--- Exercise directions ---
Count each line below that has "いろいろなとき" anywhere in it. Answer with the total alone.

[Extracted records]
>>>>>

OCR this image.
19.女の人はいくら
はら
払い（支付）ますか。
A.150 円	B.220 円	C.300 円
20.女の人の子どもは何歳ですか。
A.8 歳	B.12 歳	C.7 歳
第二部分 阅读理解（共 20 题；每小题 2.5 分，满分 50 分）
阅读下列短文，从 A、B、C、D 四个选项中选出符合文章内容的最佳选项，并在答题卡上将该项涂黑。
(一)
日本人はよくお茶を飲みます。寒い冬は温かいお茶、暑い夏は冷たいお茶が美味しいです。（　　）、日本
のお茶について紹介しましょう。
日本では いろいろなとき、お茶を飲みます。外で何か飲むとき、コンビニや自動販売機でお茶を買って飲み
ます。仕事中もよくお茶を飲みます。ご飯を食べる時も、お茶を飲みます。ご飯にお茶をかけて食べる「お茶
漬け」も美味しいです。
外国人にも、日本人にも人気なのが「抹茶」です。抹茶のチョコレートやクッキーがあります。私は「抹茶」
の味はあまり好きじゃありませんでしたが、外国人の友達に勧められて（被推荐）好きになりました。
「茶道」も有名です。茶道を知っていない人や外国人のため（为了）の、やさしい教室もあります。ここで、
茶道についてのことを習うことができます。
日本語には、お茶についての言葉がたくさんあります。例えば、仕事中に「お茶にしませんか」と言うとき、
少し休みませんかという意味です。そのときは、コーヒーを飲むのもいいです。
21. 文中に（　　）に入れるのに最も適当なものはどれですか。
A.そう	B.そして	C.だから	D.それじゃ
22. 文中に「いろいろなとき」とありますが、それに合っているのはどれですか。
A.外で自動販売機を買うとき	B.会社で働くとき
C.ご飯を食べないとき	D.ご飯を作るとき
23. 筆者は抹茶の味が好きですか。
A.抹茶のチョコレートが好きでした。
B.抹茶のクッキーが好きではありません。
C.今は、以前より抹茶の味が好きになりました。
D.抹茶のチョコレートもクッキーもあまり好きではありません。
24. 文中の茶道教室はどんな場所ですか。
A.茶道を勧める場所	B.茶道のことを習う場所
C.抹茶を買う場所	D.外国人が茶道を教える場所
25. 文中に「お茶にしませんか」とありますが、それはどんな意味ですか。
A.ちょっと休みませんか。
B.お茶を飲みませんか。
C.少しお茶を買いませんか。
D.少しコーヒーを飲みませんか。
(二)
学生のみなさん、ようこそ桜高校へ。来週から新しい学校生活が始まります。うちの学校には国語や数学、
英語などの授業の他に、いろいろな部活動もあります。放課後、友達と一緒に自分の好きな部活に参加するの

<<<<<

--- Written response ---
2